Brief: Only a number is wanted here: the number of lines of the data that include "Turun".

(Stored records)
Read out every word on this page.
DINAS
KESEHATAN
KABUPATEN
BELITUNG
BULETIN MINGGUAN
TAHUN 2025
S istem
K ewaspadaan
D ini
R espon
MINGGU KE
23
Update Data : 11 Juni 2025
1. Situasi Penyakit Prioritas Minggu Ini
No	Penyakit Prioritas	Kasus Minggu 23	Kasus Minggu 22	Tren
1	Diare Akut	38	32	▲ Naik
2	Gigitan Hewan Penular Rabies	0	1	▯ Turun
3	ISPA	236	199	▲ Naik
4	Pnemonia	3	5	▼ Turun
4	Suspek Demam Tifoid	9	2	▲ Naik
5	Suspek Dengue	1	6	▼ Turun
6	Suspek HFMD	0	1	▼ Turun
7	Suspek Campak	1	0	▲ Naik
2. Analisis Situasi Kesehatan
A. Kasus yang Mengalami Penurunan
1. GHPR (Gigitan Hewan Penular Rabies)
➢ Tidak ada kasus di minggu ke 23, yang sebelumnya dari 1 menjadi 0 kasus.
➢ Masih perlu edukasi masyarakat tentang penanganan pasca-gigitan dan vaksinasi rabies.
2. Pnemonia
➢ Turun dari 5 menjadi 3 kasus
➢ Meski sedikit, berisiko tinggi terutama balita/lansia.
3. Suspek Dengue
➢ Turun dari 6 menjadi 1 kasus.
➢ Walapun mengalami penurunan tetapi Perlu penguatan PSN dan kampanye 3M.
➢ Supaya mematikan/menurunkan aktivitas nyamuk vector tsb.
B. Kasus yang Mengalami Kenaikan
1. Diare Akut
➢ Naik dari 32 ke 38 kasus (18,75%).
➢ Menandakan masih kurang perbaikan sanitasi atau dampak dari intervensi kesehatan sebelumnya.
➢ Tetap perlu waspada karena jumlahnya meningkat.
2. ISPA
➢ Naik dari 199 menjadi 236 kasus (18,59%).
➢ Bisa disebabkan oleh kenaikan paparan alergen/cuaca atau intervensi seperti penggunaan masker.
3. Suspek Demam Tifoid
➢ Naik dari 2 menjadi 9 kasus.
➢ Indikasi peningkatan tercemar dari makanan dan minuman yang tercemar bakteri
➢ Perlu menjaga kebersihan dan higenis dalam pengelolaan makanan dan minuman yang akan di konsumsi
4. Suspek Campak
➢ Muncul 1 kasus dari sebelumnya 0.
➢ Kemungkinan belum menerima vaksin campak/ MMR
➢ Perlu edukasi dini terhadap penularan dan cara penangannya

Result of the task: 6